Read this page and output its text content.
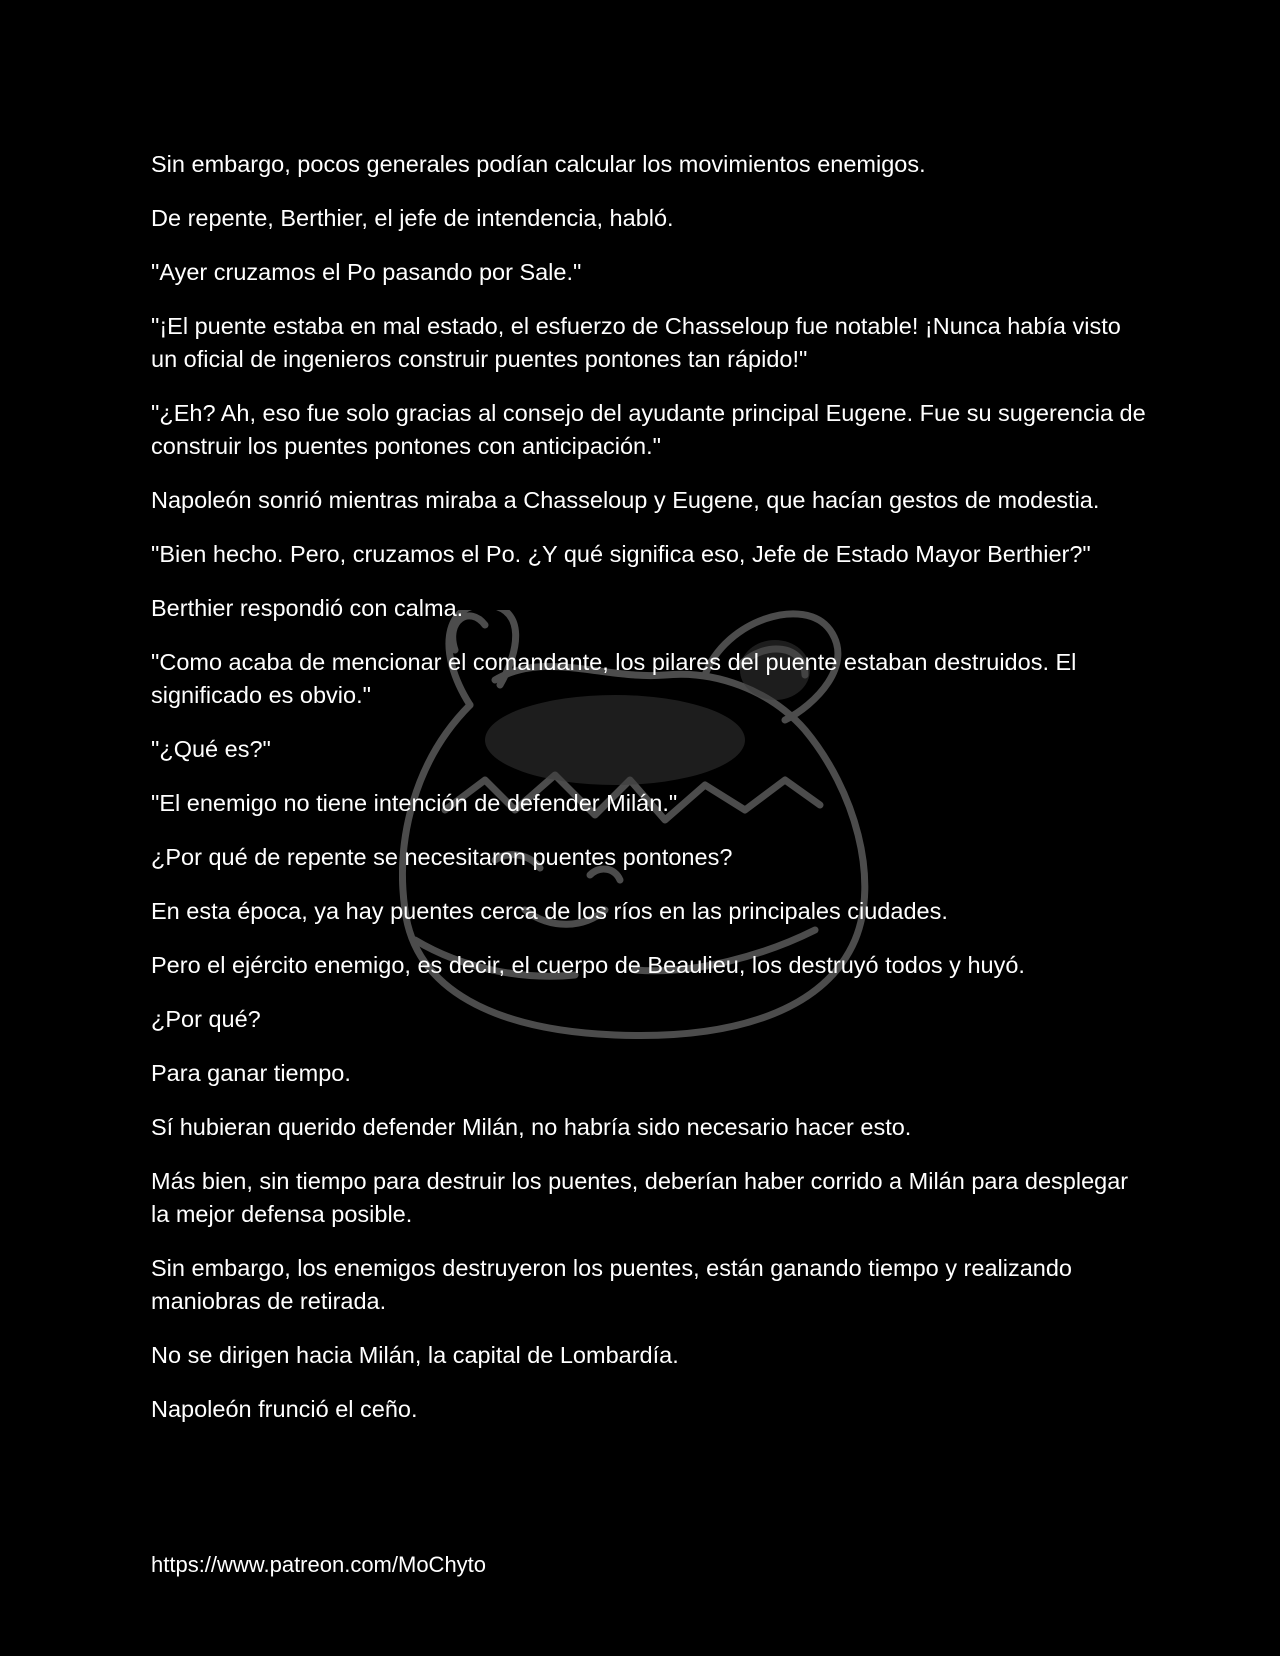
Sin embargo, pocos generales podían calcular los movimientos enemigos.

De repente, Berthier, el jefe de intendencia, habló.

"Ayer cruzamos el Po pasando por Sale."

"¡El puente estaba en mal estado, el esfuerzo de Chasseloup fue notable! ¡Nunca había visto un oficial de ingenieros construir puentes pontones tan rápido!"

"¿Eh? Ah, eso fue solo gracias al consejo del ayudante principal Eugene. Fue su sugerencia de construir los puentes pontones con anticipación."

Napoleón sonrió mientras miraba a Chasseloup y Eugene, que hacían gestos de modestia.

"Bien hecho. Pero, cruzamos el Po. ¿Y qué significa eso, Jefe de Estado Mayor Berthier?"

Berthier respondió con calma.

"Como acaba de mencionar el comandante, los pilares del puente estaban destruidos. El significado es obvio."

"¿Qué es?"

"El enemigo no tiene intención de defender Milán."

¿Por qué de repente se necesitaron puentes pontones?

En esta época, ya hay puentes cerca de los ríos en las principales ciudades.

Pero el ejército enemigo, es decir, el cuerpo de Beaulieu, los destruyó todos y huyó.

¿Por qué?

Para ganar tiempo.

Sí hubieran querido defender Milán, no habría sido necesario hacer esto.

Más bien, sin tiempo para destruir los puentes, deberían haber corrido a Milán para desplegar la mejor defensa posible.

Sin embargo, los enemigos destruyeron los puentes, están ganando tiempo y realizando maniobras de retirada.

No se dirigen hacia Milán, la capital de Lombardía.

Napoleón frunció el ceño.

https://www.patreon.com/MoChyto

■ ■ ■

* WORK INSTRUCTIONS: Leave out the pictures and print every line of the data exactly.

* SOLUTION TO THIS EXERCISE:
Read this page and output its text content.
Sin embargo, pocos generales podían calcular los movimientos enemigos.

De repente, Berthier, el jefe de intendencia, habló.

"Ayer cruzamos el Po pasando por Sale."

"¡El puente estaba en mal estado, el esfuerzo de Chasseloup fue notable! ¡Nunca había visto un oficial de ingenieros construir puentes pontones tan rápido!"

"¿Eh? Ah, eso fue solo gracias al consejo del ayudante principal Eugene. Fue su sugerencia de construir los puentes pontones con anticipación."

Napoleón sonrió mientras miraba a Chasseloup y Eugene, que hacían gestos de modestia.

"Bien hecho. Pero, cruzamos el Po. ¿Y qué significa eso, Jefe de Estado Mayor Berthier?"

Berthier respondió con calma.

"Como acaba de mencionar el comandante, los pilares del puente estaban destruidos. El significado es obvio."

"¿Qué es?"

"El enemigo no tiene intención de defender Milán."

¿Por qué de repente se necesitaron puentes pontones?

En esta época, ya hay puentes cerca de los ríos en las principales ciudades.

Pero el ejército enemigo, es decir, el cuerpo de Beaulieu, los destruyó todos y huyó.

¿Por qué?

Para ganar tiempo.

Sí hubieran querido defender Milán, no habría sido necesario hacer esto.

Más bien, sin tiempo para destruir los puentes, deberían haber corrido a Milán para desplegar la mejor defensa posible.

Sin embargo, los enemigos destruyeron los puentes, están ganando tiempo y realizando maniobras de retirada.

No se dirigen hacia Milán, la capital de Lombardía.

Napoleón frunció el ceño.

https://www.patreon.com/MoChyto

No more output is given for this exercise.